▸ **Brief 1**: Return, word for word, the part of the passage on Buckner's career that opens with the words containing "Buckner had a" and closes with "Bishop's Palace, Chichester.".
▸ **Brief 2**: Summarize the passage on Buckner's church career in two sentences.
▸ **Brief 3**: Write what comes next in the passage on Buckner's church career, starting after its last sentence.

He held the following positions:

- Chaplain to the 3rd Duke of Richmond at the Siege of Havana, 1762
- Vicar of Lyminster, Sussex, 1762
- Rector of West Stoke, Sussex, 1764
- Rector of Southwick, Sussex, 1766
- Prebendary of Chichester Cathedral, 1768
  - Prebendary of Firle, 1768–1771
  - Prebendary of Eartham, 1771–1797
- Vicar of Westhampnett, Sussex, 1768
- Vicar of Eartham, Sussex, 1771
- Vicar of Boxgrove, Sussex, 1772
- Rector of St Giles-in-the-Fields, London, 1788
- Rector of Newdigate, Surrey, 1788
- Archdeacon of Chichester, 1792–1797
- Bishop of Chichester, 1797–1824

Buckner had a house in Wigmore Street in London. Granted Arms jointly with his brother in 1804. The family vault is in the south transept of the cathedral, however this is believed to have been damaged and/or obscured when the cathedral tower fell down early in the 19th century. There are portraits of the bishop at Goodwood (by George Romney), in the Rector's Vestry of St Giles-in-the-Fields and in the Bishop's Palace, Chichester.

▸ **Records**:
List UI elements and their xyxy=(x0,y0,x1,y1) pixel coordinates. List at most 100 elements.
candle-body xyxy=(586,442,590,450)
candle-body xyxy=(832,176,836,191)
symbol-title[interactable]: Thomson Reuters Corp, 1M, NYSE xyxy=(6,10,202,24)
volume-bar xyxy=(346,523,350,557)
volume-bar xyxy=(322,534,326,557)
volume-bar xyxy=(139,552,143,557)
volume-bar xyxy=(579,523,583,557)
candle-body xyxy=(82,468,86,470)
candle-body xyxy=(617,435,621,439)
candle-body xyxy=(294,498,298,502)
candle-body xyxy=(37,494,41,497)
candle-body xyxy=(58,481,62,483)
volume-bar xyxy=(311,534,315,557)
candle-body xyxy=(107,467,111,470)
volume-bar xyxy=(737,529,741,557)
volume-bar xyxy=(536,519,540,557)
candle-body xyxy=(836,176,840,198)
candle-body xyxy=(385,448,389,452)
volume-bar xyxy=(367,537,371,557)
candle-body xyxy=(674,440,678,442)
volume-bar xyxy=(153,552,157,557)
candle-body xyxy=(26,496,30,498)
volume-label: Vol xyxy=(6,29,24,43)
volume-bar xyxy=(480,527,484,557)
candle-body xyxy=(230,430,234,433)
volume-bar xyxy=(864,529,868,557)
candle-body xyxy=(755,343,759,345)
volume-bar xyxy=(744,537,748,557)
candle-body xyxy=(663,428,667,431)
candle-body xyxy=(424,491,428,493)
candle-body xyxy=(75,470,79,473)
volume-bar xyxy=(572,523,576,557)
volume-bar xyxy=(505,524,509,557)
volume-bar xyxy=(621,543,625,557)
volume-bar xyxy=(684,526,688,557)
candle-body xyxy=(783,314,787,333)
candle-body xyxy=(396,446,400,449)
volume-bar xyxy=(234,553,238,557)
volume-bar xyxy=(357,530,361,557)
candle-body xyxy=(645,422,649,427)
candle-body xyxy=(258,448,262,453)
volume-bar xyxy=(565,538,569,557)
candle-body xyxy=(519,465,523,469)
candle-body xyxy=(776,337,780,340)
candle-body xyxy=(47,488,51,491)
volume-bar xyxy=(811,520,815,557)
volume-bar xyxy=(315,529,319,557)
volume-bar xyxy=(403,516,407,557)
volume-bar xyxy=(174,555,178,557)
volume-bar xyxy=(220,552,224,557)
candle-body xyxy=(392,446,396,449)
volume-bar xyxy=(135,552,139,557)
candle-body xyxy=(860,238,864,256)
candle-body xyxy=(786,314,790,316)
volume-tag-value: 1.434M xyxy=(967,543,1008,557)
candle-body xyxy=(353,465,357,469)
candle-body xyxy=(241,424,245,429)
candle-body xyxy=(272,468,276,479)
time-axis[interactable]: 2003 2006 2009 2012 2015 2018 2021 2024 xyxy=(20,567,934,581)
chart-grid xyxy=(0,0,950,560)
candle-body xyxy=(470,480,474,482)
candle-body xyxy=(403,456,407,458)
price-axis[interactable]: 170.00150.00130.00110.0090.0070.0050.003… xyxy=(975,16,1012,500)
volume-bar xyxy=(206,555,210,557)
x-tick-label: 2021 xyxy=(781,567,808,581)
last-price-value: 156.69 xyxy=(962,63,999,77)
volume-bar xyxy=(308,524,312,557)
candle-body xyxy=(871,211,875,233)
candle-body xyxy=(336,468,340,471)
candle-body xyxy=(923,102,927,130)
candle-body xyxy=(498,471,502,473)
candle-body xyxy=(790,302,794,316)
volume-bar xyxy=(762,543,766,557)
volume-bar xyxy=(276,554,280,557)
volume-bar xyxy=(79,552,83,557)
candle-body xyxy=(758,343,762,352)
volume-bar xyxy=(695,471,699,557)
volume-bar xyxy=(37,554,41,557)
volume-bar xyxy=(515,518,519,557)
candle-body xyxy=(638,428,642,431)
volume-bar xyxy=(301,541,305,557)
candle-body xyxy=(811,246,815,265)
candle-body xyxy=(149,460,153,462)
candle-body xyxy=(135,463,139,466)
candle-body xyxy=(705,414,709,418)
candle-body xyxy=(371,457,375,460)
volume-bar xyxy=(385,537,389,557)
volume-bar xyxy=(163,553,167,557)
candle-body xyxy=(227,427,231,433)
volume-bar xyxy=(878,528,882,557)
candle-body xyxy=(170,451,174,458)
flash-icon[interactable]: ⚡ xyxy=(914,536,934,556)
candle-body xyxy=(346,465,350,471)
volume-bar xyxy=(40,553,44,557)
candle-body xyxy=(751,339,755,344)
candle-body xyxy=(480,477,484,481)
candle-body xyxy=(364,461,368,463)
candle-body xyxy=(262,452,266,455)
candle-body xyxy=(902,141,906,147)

▸ **Expected output 1**:
Buckner had a house in Wigmore Street in London. Granted Arms jointly with his brother in 1804. The family vault is in the south transept of the cathedral, however this is believed to have been damaged and/or obscured when the cathedral tower fell down early in the 19th century. There are portraits of the bishop at Goodwood (by George Romney), in the Rector's Vestry of St Giles-in-the-Fields and in the Bishop's Palace, Chichester.

▸ **Expected output 2**: Buckner held a series of church posts in Sussex, Surrey and London, beginning as chaplain to the 3rd Duke of Richmond at the Siege of Havana in 1762 and ending as Bishop of Chichester from 1797 to 1824. He had a house in Wigmore Street in London, was granted arms jointly with his brother in 1804, and is the subject of portraits at Goodwood, at St Giles-in-the-Fields and in the Bishop's Palace, Chichester.

▸ **Expected output 3**:
It is recorded that Bishop Buckner, with the aid of a very considerable sum of money from his predecessor's estate, "applied a liberal addition of his own monies to render the house (palace) fit for episcopal residence; and his improvements were certainly dictated by judgement and taste."

He was nominated Bishop of the Diocese of Chichester by King George III on 2 October, received Congé d'élire and letter missive on 11 October, elected on 27 October, and Royal assent on 10 November 1797. He was consecrated on 4 March and enthroned at Chichester Cathedral on 28 March 1798. He died in office on 1 May 1824.

==Family==
On 6 December 1768 at Portsmouth, Hampshire, he married Elizabeth Heron, daughter of John Vining Heron and his wife Frances Leake. The two did not have any children.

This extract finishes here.